Written instruction: Would you copy out the whole listing exactly as given?

Data for this task:
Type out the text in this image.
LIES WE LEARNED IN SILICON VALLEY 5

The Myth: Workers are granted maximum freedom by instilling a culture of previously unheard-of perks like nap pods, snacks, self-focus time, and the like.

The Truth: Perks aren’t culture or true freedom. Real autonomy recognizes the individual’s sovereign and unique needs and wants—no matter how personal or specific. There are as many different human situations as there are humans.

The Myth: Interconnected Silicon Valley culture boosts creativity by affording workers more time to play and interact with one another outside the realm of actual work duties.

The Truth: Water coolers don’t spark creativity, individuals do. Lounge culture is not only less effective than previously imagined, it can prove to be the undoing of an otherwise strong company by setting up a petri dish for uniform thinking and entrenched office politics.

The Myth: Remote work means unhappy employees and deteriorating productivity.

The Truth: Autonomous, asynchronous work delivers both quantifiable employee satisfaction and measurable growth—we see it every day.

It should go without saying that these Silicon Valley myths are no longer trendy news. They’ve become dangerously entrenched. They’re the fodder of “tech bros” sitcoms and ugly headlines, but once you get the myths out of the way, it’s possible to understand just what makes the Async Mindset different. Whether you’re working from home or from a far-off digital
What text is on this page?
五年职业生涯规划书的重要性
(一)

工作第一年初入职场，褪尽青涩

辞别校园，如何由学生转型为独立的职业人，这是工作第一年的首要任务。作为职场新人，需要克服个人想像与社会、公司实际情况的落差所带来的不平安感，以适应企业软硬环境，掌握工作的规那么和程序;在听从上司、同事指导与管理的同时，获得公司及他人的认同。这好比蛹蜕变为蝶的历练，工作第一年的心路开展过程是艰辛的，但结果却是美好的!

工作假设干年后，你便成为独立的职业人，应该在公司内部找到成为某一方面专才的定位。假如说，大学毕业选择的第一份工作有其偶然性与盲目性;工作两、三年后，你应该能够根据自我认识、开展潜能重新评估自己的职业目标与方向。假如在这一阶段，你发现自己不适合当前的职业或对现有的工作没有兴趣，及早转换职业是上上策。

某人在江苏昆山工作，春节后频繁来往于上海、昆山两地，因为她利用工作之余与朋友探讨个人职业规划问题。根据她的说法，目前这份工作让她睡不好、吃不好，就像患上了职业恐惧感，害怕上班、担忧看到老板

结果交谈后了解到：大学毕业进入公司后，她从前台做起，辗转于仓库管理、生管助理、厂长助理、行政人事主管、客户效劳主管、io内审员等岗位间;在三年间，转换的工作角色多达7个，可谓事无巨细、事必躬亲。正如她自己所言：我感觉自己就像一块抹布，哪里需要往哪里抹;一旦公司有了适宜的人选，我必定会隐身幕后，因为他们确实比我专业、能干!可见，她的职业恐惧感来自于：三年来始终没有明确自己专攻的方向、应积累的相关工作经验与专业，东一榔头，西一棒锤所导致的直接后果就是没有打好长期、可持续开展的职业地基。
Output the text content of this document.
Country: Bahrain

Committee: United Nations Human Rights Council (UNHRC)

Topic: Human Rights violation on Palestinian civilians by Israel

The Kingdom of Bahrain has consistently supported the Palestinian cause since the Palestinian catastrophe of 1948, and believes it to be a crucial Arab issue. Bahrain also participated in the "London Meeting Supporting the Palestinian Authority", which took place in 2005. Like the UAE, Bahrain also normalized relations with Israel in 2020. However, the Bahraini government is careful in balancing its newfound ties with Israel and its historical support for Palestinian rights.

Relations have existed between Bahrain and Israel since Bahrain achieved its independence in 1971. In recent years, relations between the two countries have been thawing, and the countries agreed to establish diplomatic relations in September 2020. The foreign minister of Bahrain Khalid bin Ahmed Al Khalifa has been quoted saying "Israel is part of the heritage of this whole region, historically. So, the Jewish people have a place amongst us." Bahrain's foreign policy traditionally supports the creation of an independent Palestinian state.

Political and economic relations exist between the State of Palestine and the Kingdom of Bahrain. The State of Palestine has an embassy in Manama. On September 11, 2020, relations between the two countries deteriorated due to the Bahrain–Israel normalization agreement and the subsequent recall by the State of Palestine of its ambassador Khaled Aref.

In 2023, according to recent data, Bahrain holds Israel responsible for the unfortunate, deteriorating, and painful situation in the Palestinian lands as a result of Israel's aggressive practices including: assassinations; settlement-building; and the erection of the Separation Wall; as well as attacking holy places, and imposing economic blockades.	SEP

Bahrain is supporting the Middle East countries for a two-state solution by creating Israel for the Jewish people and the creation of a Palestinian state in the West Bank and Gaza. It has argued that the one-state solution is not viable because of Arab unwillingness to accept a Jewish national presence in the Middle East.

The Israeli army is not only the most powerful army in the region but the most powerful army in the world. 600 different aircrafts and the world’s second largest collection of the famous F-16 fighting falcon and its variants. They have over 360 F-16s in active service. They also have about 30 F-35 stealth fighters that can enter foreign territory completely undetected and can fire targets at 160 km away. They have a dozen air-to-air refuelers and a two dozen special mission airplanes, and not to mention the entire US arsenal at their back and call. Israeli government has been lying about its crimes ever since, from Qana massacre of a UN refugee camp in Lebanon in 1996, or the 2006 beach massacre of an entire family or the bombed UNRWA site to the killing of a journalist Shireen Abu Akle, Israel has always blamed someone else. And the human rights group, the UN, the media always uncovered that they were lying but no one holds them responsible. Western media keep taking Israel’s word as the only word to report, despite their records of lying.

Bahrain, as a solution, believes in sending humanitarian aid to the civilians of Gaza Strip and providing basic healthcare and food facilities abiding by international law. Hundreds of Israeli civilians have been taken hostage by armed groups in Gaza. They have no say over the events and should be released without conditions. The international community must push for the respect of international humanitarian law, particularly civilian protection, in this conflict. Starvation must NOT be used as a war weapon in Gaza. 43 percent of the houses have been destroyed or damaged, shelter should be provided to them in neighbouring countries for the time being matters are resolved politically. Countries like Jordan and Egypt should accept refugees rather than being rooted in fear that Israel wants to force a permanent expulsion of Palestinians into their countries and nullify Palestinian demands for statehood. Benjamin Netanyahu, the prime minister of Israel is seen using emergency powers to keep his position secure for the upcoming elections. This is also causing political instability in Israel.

The output:
Type out the text in this image.
LIES WE LEARNED IN SILICON VALLEY 5

The Myth: Workers are granted maximum freedom by instilling a culture of previously unheard-of perks like nap pods, snacks, self-focus time, and the like.

The Truth: Perks aren’t culture or true freedom. Real autonomy recognizes the individual’s sovereign and unique needs and wants—no matter how personal or specific. There are as many different human situations as there are humans.

The Myth: Interconnected Silicon Valley culture boosts creativity by affording workers more time to play and interact with one another outside the realm of actual work duties.

The Truth: Water coolers don’t spark creativity, individuals do. Lounge culture is not only less effective than previously imagined, it can prove to be the undoing of an otherwise strong company by setting up a petri dish for uniform thinking and entrenched office politics.

The Myth: Remote work means unhappy employees and deteriorating productivity.

The Truth: Autonomous, asynchronous work delivers both quantifiable employee satisfaction and measurable growth—we see it every day.

It should go without saying that these Silicon Valley myths are no longer trendy news. They’ve become dangerously entrenched. They’re the fodder of “tech bros” sitcoms and ugly headlines, but once you get the myths out of the way, it’s possible to understand just what makes the Async Mindset different. Whether you’re working from home or from a far-off digital
What text is on this page?
五年职业生涯规划书的重要性
(一)

工作第一年初入职场，褪尽青涩

辞别校园，如何由学生转型为独立的职业人，这是工作第一年的首要任务。作为职场新人，需要克服个人想像与社会、公司实际情况的落差所带来的不平安感，以适应企业软硬环境，掌握工作的规那么和程序;在听从上司、同事指导与管理的同时，获得公司及他人的认同。这好比蛹蜕变为蝶的历练，工作第一年的心路开展过程是艰辛的，但结果却是美好的!

工作假设干年后，你便成为独立的职业人，应该在公司内部找到成为某一方面专才的定位。假如说，大学毕业选择的第一份工作有其偶然性与盲目性;工作两、三年后，你应该能够根据自我认识、开展潜能重新评估自己的职业目标与方向。假如在这一阶段，你发现自己不适合当前的职业或对现有的工作没有兴趣，及早转换职业是上上策。

某人在江苏昆山工作，春节后频繁来往于上海、昆山两地，因为她利用工作之余与朋友探讨个人职业规划问题。根据她的说法，目前这份工作让她睡不好、吃不好，就像患上了职业恐惧感，害怕上班、担忧看到老板

结果交谈后了解到：大学毕业进入公司后，她从前台做起，辗转于仓库管理、生管助理、厂长助理、行政人事主管、客户效劳主管、io内审员等岗位间;在三年间，转换的工作角色多达7个，可谓事无巨细、事必躬亲。正如她自己所言：我感觉自己就像一块抹布，哪里需要往哪里抹;一旦公司有了适宜的人选，我必定会隐身幕后，因为他们确实比我专业、能干!可见，她的职业恐惧感来自于：三年来始终没有明确自己专攻的方向、应积累的相关工作经验与专业，东一榔头，西一棒锤所导致的直接后果就是没有打好长期、可持续开展的职业地基。
Output the text content of this document.
Country: Bahrain

Committee: United Nations Human Rights Council (UNHRC)

Topic: Human Rights violation on Palestinian civilians by Israel

The Kingdom of Bahrain has consistently supported the Palestinian cause since the Palestinian catastrophe of 1948, and believes it to be a crucial Arab issue. Bahrain also participated in the "London Meeting Supporting the Palestinian Authority", which took place in 2005. Like the UAE, Bahrain also normalized relations with Israel in 2020. However, the Bahraini government is careful in balancing its newfound ties with Israel and its historical support for Palestinian rights.

Relations have existed between Bahrain and Israel since Bahrain achieved its independence in 1971. In recent years, relations between the two countries have been thawing, and the countries agreed to establish diplomatic relations in September 2020. The foreign minister of Bahrain Khalid bin Ahmed Al Khalifa has been quoted saying "Israel is part of the heritage of this whole region, historically. So, the Jewish people have a place amongst us." Bahrain's foreign policy traditionally supports the creation of an independent Palestinian state.

Political and economic relations exist between the State of Palestine and the Kingdom of Bahrain. The State of Palestine has an embassy in Manama. On September 11, 2020, relations between the two countries deteriorated due to the Bahrain–Israel normalization agreement and the subsequent recall by the State of Palestine of its ambassador Khaled Aref.

In 2023, according to recent data, Bahrain holds Israel responsible for the unfortunate, deteriorating, and painful situation in the Palestinian lands as a result of Israel's aggressive practices including: assassinations; settlement-building; and the erection of the Separation Wall; as well as attacking holy places, and imposing economic blockades.	SEP

Bahrain is supporting the Middle East countries for a two-state solution by creating Israel for the Jewish people and the creation of a Palestinian state in the West Bank and Gaza. It has argued that the one-state solution is not viable because of Arab unwillingness to accept a Jewish national presence in the Middle East.

The Israeli army is not only the most powerful army in the region but the most powerful army in the world. 600 different aircrafts and the world’s second largest collection of the famous F-16 fighting falcon and its variants. They have over 360 F-16s in active service. They also have about 30 F-35 stealth fighters that can enter foreign territory completely undetected and can fire targets at 160 km away. They have a dozen air-to-air refuelers and a two dozen special mission airplanes, and not to mention the entire US arsenal at their back and call. Israeli government has been lying about its crimes ever since, from Qana massacre of a UN refugee camp in Lebanon in 1996, or the 2006 beach massacre of an entire family or the bombed UNRWA site to the killing of a journalist Shireen Abu Akle, Israel has always blamed someone else. And the human rights group, the UN, the media always uncovered that they were lying but no one holds them responsible. Western media keep taking Israel’s word as the only word to report, despite their records of lying.

Bahrain, as a solution, believes in sending humanitarian aid to the civilians of Gaza Strip and providing basic healthcare and food facilities abiding by international law. Hundreds of Israeli civilians have been taken hostage by armed groups in Gaza. They have no say over the events and should be released without conditions. The international community must push for the respect of international humanitarian law, particularly civilian protection, in this conflict. Starvation must NOT be used as a war weapon in Gaza. 43 percent of the houses have been destroyed or damaged, shelter should be provided to them in neighbouring countries for the time being matters are resolved politically. Countries like Jordan and Egypt should accept refugees rather than being rooted in fear that Israel wants to force a permanent expulsion of Palestinians into their countries and nullify Palestinian demands for statehood. Benjamin Netanyahu, the prime minister of Israel is seen using emergency powers to keep his position secure for the upcoming elections. This is also causing political instability in Israel.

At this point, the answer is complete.